Saved entries
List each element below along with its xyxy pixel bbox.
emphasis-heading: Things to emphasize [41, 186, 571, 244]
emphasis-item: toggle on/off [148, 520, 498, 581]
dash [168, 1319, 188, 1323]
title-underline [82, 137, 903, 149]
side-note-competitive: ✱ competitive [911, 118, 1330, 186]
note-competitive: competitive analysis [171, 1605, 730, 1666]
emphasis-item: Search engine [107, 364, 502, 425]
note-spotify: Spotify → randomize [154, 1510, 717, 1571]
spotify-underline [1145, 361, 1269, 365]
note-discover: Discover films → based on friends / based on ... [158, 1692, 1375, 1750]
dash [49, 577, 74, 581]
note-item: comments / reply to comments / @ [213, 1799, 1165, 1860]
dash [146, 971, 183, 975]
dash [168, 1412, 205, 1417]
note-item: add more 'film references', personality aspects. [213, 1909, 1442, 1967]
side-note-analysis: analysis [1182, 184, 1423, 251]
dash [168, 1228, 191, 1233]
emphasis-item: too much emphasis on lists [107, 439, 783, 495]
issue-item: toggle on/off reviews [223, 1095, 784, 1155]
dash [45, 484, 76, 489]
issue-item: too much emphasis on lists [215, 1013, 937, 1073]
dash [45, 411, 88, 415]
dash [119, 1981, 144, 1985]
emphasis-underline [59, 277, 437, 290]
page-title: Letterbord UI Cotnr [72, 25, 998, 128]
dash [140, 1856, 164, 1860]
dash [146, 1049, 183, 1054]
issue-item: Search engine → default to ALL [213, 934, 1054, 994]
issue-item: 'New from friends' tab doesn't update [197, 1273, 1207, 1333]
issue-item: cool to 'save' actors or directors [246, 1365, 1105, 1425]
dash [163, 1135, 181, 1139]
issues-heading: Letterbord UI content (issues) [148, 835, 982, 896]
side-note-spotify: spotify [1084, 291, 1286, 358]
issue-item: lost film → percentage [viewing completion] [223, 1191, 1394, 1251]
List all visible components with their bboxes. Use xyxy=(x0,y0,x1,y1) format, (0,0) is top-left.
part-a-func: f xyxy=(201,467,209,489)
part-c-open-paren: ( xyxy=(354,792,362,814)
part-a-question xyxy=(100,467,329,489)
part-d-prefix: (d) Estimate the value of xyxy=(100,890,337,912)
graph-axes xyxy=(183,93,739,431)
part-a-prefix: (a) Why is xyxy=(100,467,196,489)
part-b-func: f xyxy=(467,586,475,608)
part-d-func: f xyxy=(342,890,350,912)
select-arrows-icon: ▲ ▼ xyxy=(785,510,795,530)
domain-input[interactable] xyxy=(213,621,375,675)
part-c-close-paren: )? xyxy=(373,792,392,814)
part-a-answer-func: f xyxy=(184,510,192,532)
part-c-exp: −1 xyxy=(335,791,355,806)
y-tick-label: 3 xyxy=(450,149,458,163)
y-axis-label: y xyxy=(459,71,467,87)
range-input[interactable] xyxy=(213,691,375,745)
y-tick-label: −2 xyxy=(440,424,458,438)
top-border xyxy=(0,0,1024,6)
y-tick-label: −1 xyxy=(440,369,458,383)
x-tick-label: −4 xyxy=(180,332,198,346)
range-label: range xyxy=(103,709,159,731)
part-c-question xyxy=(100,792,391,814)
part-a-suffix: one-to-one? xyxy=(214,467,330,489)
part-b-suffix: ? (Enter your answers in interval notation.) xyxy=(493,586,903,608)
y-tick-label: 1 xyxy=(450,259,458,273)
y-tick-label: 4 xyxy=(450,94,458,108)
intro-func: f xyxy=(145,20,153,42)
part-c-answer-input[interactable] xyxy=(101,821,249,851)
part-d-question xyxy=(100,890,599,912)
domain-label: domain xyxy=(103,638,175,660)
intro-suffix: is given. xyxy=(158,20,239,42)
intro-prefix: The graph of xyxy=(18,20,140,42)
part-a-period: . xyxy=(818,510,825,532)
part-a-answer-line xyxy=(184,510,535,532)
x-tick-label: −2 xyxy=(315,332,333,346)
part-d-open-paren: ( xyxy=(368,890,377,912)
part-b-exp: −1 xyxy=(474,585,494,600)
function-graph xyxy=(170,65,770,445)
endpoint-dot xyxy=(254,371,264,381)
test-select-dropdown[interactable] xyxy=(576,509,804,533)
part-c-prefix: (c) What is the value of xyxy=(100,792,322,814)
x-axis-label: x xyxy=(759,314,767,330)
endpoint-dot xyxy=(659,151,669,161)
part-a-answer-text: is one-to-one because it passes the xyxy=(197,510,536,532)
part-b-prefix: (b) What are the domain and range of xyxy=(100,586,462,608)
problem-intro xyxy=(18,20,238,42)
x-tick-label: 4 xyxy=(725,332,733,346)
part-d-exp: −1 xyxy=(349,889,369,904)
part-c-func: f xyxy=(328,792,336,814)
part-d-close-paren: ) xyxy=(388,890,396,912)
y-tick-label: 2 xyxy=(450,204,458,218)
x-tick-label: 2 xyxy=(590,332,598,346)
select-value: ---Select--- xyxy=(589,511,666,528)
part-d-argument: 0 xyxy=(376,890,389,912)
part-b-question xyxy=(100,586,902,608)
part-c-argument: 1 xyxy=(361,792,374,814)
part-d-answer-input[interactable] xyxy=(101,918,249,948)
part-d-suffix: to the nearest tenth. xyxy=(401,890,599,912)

▶ _GIVEN PROBLEM_: Copy out every line of the listing above verbatim.

▶ _WRITTEN REPLY_:
List each element below along with its xyxy pixel bbox.
emphasis-heading: Things to emphasize [41, 186, 571, 244]
emphasis-item: toggle on/off [148, 520, 498, 581]
dash [168, 1319, 188, 1323]
title-underline [82, 137, 903, 149]
side-note-competitive: ✱ competitive [911, 118, 1330, 186]
note-competitive: competitive analysis [171, 1605, 730, 1666]
emphasis-item: Search engine [107, 364, 502, 425]
note-spotify: Spotify → randomize [154, 1510, 717, 1571]
spotify-underline [1145, 361, 1269, 365]
note-discover: Discover films → based on friends / based on ... [158, 1692, 1375, 1750]
dash [49, 577, 74, 581]
note-item: comments / reply to comments / @ [213, 1799, 1165, 1860]
dash [146, 971, 183, 975]
dash [168, 1412, 205, 1417]
note-item: add more 'film references', personality aspects. [213, 1909, 1442, 1967]
side-note-analysis: analysis [1182, 184, 1423, 251]
dash [168, 1228, 191, 1233]
emphasis-item: too much emphasis on lists [107, 439, 783, 495]
issue-item: toggle on/off reviews [223, 1095, 784, 1155]
dash [45, 484, 76, 489]
issue-item: too much emphasis on lists [215, 1013, 937, 1073]
dash [45, 411, 88, 415]
dash [119, 1981, 144, 1985]
emphasis-underline [59, 277, 437, 290]
page-title: Letterbord UI Cotnr [72, 25, 998, 128]
dash [140, 1856, 164, 1860]
dash [146, 1049, 183, 1054]
issue-item: Search engine → default to ALL [213, 934, 1054, 994]
issue-item: 'New from friends' tab doesn't update [197, 1273, 1207, 1333]
issue-item: cool to 'save' actors or directors [246, 1365, 1105, 1425]
dash [163, 1135, 181, 1139]
issues-heading: Letterbord UI content (issues) [148, 835, 982, 896]
side-note-spotify: spotify [1084, 291, 1286, 358]
issue-item: lost film → percentage [viewing completion] [223, 1191, 1394, 1251]
List all visible components with their bboxes. Use xyxy=(x0,y0,x1,y1) format, (0,0) is top-left.
part-a-func: f xyxy=(201,467,209,489)
part-c-open-paren: ( xyxy=(354,792,362,814)
part-a-question xyxy=(100,467,329,489)
part-d-prefix: (d) Estimate the value of xyxy=(100,890,337,912)
graph-axes xyxy=(183,93,739,431)
part-a-prefix: (a) Why is xyxy=(100,467,196,489)
part-b-func: f xyxy=(467,586,475,608)
part-d-func: f xyxy=(342,890,350,912)
select-arrows-icon: ▲ ▼ xyxy=(785,510,795,530)
domain-input[interactable] xyxy=(213,621,375,675)
part-c-close-paren: )? xyxy=(373,792,392,814)
part-a-answer-func: f xyxy=(184,510,192,532)
part-c-exp: −1 xyxy=(335,791,355,806)
y-tick-label: 3 xyxy=(450,149,458,163)
y-axis-label: y xyxy=(459,71,467,87)
range-input[interactable] xyxy=(213,691,375,745)
y-tick-label: −2 xyxy=(440,424,458,438)
top-border xyxy=(0,0,1024,6)
y-tick-label: −1 xyxy=(440,369,458,383)
x-tick-label: −4 xyxy=(180,332,198,346)
range-label: range xyxy=(103,709,159,731)
part-c-question xyxy=(100,792,391,814)
part-a-suffix: one-to-one? xyxy=(214,467,330,489)
part-b-suffix: ? (Enter your answers in interval notation.) xyxy=(493,586,903,608)
y-tick-label: 1 xyxy=(450,259,458,273)
y-tick-label: 4 xyxy=(450,94,458,108)
intro-func: f xyxy=(145,20,153,42)
part-c-answer-input[interactable] xyxy=(101,821,249,851)
part-d-question xyxy=(100,890,599,912)
domain-label: domain xyxy=(103,638,175,660)
intro-suffix: is given. xyxy=(158,20,239,42)
intro-prefix: The graph of xyxy=(18,20,140,42)
part-a-period: . xyxy=(818,510,825,532)
part-a-answer-line xyxy=(184,510,535,532)
x-tick-label: −2 xyxy=(315,332,333,346)
part-d-open-paren: ( xyxy=(368,890,377,912)
part-b-exp: −1 xyxy=(474,585,494,600)
function-graph xyxy=(170,65,770,445)
endpoint-dot xyxy=(254,371,264,381)
test-select-dropdown[interactable] xyxy=(576,509,804,533)
part-c-prefix: (c) What is the value of xyxy=(100,792,322,814)
x-axis-label: x xyxy=(759,314,767,330)
endpoint-dot xyxy=(659,151,669,161)
part-a-answer-text: is one-to-one because it passes the xyxy=(197,510,536,532)
part-b-prefix: (b) What are the domain and range of xyxy=(100,586,462,608)
problem-intro xyxy=(18,20,238,42)
x-tick-label: 4 xyxy=(725,332,733,346)
part-d-exp: −1 xyxy=(349,889,369,904)
part-c-func: f xyxy=(328,792,336,814)
part-d-close-paren: ) xyxy=(388,890,396,912)
y-tick-label: 2 xyxy=(450,204,458,218)
x-tick-label: 2 xyxy=(590,332,598,346)
select-value: ---Select--- xyxy=(589,511,666,528)
part-d-argument: 0 xyxy=(376,890,389,912)
part-b-question xyxy=(100,586,902,608)
part-c-argument: 1 xyxy=(361,792,374,814)
part-d-answer-input[interactable] xyxy=(101,918,249,948)
part-d-suffix: to the nearest tenth. xyxy=(401,890,599,912)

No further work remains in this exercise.